>> BEGIN Dataset excerpts

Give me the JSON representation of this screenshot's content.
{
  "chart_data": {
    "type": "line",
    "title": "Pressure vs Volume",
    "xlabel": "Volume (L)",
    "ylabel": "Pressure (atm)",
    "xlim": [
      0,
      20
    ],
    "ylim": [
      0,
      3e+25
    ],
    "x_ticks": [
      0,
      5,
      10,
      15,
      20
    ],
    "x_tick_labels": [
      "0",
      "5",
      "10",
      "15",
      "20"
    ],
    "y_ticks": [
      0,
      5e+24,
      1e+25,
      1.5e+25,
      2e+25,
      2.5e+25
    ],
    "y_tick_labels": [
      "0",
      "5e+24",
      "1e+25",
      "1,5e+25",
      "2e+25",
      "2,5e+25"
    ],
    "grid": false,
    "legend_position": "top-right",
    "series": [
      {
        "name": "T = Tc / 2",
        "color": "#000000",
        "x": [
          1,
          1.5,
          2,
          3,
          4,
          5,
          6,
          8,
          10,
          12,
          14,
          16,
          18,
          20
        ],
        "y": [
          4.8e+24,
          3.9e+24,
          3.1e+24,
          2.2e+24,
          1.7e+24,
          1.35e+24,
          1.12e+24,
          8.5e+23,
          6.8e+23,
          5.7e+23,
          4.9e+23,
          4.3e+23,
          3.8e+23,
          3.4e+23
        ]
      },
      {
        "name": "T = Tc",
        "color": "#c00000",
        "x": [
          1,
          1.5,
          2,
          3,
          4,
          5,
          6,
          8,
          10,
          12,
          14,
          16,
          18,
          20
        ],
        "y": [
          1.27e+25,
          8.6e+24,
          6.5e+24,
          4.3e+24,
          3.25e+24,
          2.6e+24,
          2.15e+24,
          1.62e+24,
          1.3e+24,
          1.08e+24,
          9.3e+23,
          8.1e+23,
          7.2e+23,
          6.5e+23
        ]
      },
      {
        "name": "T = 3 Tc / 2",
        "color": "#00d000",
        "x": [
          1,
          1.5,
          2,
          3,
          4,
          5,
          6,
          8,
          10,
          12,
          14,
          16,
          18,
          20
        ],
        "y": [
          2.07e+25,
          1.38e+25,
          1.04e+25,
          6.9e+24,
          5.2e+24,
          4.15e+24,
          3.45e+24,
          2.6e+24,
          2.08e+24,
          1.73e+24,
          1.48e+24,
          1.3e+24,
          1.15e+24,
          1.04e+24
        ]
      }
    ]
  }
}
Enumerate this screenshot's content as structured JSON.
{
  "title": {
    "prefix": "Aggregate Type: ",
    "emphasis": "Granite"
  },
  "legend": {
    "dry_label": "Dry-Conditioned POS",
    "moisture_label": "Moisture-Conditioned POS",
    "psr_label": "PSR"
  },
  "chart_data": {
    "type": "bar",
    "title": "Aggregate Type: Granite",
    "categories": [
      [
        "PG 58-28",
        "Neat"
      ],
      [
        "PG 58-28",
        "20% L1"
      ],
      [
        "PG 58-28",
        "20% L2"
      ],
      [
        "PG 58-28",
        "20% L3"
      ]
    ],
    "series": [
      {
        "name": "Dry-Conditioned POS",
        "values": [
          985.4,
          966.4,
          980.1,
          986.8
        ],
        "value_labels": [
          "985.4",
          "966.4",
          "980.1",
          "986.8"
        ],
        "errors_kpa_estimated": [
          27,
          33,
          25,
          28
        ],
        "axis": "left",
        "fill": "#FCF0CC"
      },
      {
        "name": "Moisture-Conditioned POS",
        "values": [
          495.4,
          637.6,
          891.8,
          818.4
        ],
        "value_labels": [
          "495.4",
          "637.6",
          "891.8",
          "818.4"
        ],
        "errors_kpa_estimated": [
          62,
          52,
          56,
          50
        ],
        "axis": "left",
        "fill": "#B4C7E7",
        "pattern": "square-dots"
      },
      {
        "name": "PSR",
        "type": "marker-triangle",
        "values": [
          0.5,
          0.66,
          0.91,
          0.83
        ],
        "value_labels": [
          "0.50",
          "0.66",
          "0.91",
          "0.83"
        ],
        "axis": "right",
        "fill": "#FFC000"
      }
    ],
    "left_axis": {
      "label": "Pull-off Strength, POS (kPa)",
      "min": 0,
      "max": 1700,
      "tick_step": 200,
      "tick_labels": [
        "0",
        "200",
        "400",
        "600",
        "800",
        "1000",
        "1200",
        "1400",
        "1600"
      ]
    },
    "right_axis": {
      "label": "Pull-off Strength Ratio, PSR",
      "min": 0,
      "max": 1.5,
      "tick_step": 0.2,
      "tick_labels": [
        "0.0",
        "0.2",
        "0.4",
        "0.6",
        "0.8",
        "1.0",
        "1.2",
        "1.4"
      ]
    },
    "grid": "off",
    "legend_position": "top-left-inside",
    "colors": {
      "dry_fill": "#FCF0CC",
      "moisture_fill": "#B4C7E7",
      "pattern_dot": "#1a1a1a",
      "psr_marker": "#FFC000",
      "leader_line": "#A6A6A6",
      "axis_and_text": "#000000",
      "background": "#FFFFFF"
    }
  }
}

>> END Dataset excerpts

● **Objective**: Output all of the data again. Match it exactly.

● **Written reply**:
Give me the JSON representation of this screenshot's content.
{
  "chart_data": {
    "type": "line",
    "title": "Pressure vs Volume",
    "xlabel": "Volume (L)",
    "ylabel": "Pressure (atm)",
    "xlim": [
      0,
      20
    ],
    "ylim": [
      0,
      3e+25
    ],
    "x_ticks": [
      0,
      5,
      10,
      15,
      20
    ],
    "x_tick_labels": [
      "0",
      "5",
      "10",
      "15",
      "20"
    ],
    "y_ticks": [
      0,
      5e+24,
      1e+25,
      1.5e+25,
      2e+25,
      2.5e+25
    ],
    "y_tick_labels": [
      "0",
      "5e+24",
      "1e+25",
      "1,5e+25",
      "2e+25",
      "2,5e+25"
    ],
    "grid": false,
    "legend_position": "top-right",
    "series": [
      {
        "name": "T = Tc / 2",
        "color": "#000000",
        "x": [
          1,
          1.5,
          2,
          3,
          4,
          5,
          6,
          8,
          10,
          12,
          14,
          16,
          18,
          20
        ],
        "y": [
          4.8e+24,
          3.9e+24,
          3.1e+24,
          2.2e+24,
          1.7e+24,
          1.35e+24,
          1.12e+24,
          8.5e+23,
          6.8e+23,
          5.7e+23,
          4.9e+23,
          4.3e+23,
          3.8e+23,
          3.4e+23
        ]
      },
      {
        "name": "T = Tc",
        "color": "#c00000",
        "x": [
          1,
          1.5,
          2,
          3,
          4,
          5,
          6,
          8,
          10,
          12,
          14,
          16,
          18,
          20
        ],
        "y": [
          1.27e+25,
          8.6e+24,
          6.5e+24,
          4.3e+24,
          3.25e+24,
          2.6e+24,
          2.15e+24,
          1.62e+24,
          1.3e+24,
          1.08e+24,
          9.3e+23,
          8.1e+23,
          7.2e+23,
          6.5e+23
        ]
      },
      {
        "name": "T = 3 Tc / 2",
        "color": "#00d000",
        "x": [
          1,
          1.5,
          2,
          3,
          4,
          5,
          6,
          8,
          10,
          12,
          14,
          16,
          18,
          20
        ],
        "y": [
          2.07e+25,
          1.38e+25,
          1.04e+25,
          6.9e+24,
          5.2e+24,
          4.15e+24,
          3.45e+24,
          2.6e+24,
          2.08e+24,
          1.73e+24,
          1.48e+24,
          1.3e+24,
          1.15e+24,
          1.04e+24
        ]
      }
    ]
  }
}
Enumerate this screenshot's content as structured JSON.
{
  "title": {
    "prefix": "Aggregate Type: ",
    "emphasis": "Granite"
  },
  "legend": {
    "dry_label": "Dry-Conditioned POS",
    "moisture_label": "Moisture-Conditioned POS",
    "psr_label": "PSR"
  },
  "chart_data": {
    "type": "bar",
    "title": "Aggregate Type: Granite",
    "categories": [
      [
        "PG 58-28",
        "Neat"
      ],
      [
        "PG 58-28",
        "20% L1"
      ],
      [
        "PG 58-28",
        "20% L2"
      ],
      [
        "PG 58-28",
        "20% L3"
      ]
    ],
    "series": [
      {
        "name": "Dry-Conditioned POS",
        "values": [
          985.4,
          966.4,
          980.1,
          986.8
        ],
        "value_labels": [
          "985.4",
          "966.4",
          "980.1",
          "986.8"
        ],
        "errors_kpa_estimated": [
          27,
          33,
          25,
          28
        ],
        "axis": "left",
        "fill": "#FCF0CC"
      },
      {
        "name": "Moisture-Conditioned POS",
        "values": [
          495.4,
          637.6,
          891.8,
          818.4
        ],
        "value_labels": [
          "495.4",
          "637.6",
          "891.8",
          "818.4"
        ],
        "errors_kpa_estimated": [
          62,
          52,
          56,
          50
        ],
        "axis": "left",
        "fill": "#B4C7E7",
        "pattern": "square-dots"
      },
      {
        "name": "PSR",
        "type": "marker-triangle",
        "values": [
          0.5,
          0.66,
          0.91,
          0.83
        ],
        "value_labels": [
          "0.50",
          "0.66",
          "0.91",
          "0.83"
        ],
        "axis": "right",
        "fill": "#FFC000"
      }
    ],
    "left_axis": {
      "label": "Pull-off Strength, POS (kPa)",
      "min": 0,
      "max": 1700,
      "tick_step": 200,
      "tick_labels": [
        "0",
        "200",
        "400",
        "600",
        "800",
        "1000",
        "1200",
        "1400",
        "1600"
      ]
    },
    "right_axis": {
      "label": "Pull-off Strength Ratio, PSR",
      "min": 0,
      "max": 1.5,
      "tick_step": 0.2,
      "tick_labels": [
        "0.0",
        "0.2",
        "0.4",
        "0.6",
        "0.8",
        "1.0",
        "1.2",
        "1.4"
      ]
    },
    "grid": "off",
    "legend_position": "top-left-inside",
    "colors": {
      "dry_fill": "#FCF0CC",
      "moisture_fill": "#B4C7E7",
      "pattern_dot": "#1a1a1a",
      "psr_marker": "#FFC000",
      "leader_line": "#A6A6A6",
      "axis_and_text": "#000000",
      "background": "#FFFFFF"
    }
  }
}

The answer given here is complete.